Task brief — The records below are to be copied word for word, with every picture left out.
——
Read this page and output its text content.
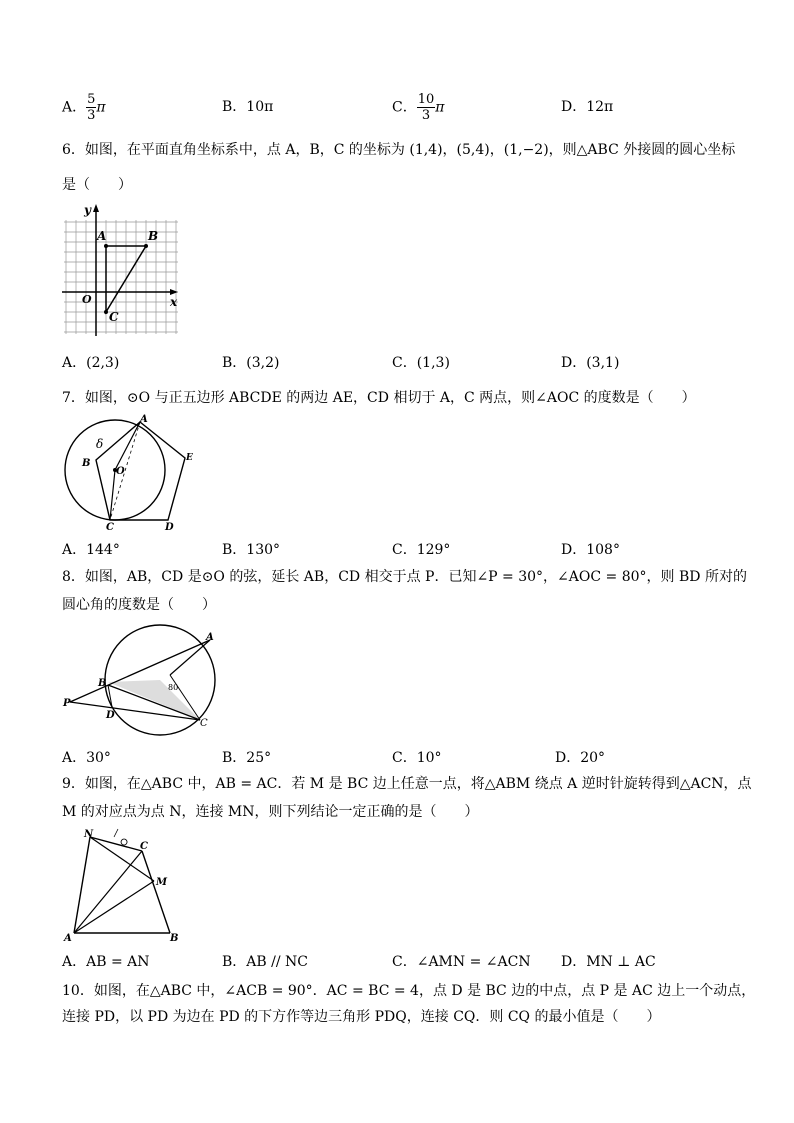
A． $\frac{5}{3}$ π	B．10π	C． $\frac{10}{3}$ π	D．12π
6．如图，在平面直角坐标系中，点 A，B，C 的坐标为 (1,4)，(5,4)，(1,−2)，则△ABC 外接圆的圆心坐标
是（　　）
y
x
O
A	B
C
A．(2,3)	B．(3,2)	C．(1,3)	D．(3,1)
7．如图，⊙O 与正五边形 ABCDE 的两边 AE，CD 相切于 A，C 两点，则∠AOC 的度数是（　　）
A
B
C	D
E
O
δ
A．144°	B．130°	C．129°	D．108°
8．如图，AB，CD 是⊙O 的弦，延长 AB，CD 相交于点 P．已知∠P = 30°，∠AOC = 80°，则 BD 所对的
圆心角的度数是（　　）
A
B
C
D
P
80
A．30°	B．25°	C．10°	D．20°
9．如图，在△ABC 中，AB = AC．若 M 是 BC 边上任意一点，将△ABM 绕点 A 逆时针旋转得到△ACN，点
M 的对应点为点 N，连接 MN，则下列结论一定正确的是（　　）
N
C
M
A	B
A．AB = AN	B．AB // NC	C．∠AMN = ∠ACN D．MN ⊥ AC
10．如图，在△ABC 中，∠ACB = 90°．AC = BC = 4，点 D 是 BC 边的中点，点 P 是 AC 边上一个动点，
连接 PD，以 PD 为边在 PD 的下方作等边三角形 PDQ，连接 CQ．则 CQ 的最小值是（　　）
——
Result of this task —
Read this page and output its text content.
A． $\frac{5}{3}$ π	B．10π	C． $\frac{10}{3}$ π	D．12π
6．如图，在平面直角坐标系中，点 A，B，C 的坐标为 (1,4)，(5,4)，(1,−2)，则△ABC 外接圆的圆心坐标
是（　　）
y
x
O
A	B
C
A．(2,3)	B．(3,2)	C．(1,3)	D．(3,1)
7．如图，⊙O 与正五边形 ABCDE 的两边 AE，CD 相切于 A，C 两点，则∠AOC 的度数是（　　）
A
B
C	D
E
O
δ
A．144°	B．130°	C．129°	D．108°
8．如图，AB，CD 是⊙O 的弦，延长 AB，CD 相交于点 P．已知∠P = 30°，∠AOC = 80°，则 BD 所对的
圆心角的度数是（　　）
A
B
C
D
P
80
A．30°	B．25°	C．10°	D．20°
9．如图，在△ABC 中，AB = AC．若 M 是 BC 边上任意一点，将△ABM 绕点 A 逆时针旋转得到△ACN，点
M 的对应点为点 N，连接 MN，则下列结论一定正确的是（　　）
N
C
M
A	B
A．AB = AN	B．AB // NC	C．∠AMN = ∠ACN D．MN ⊥ AC
10．如图，在△ABC 中，∠ACB = 90°．AC = BC = 4，点 D 是 BC 边的中点，点 P 是 AC 边上一个动点，
连接 PD，以 PD 为边在 PD 的下方作等边三角形 PDQ，连接 CQ．则 CQ 的最小值是（　　）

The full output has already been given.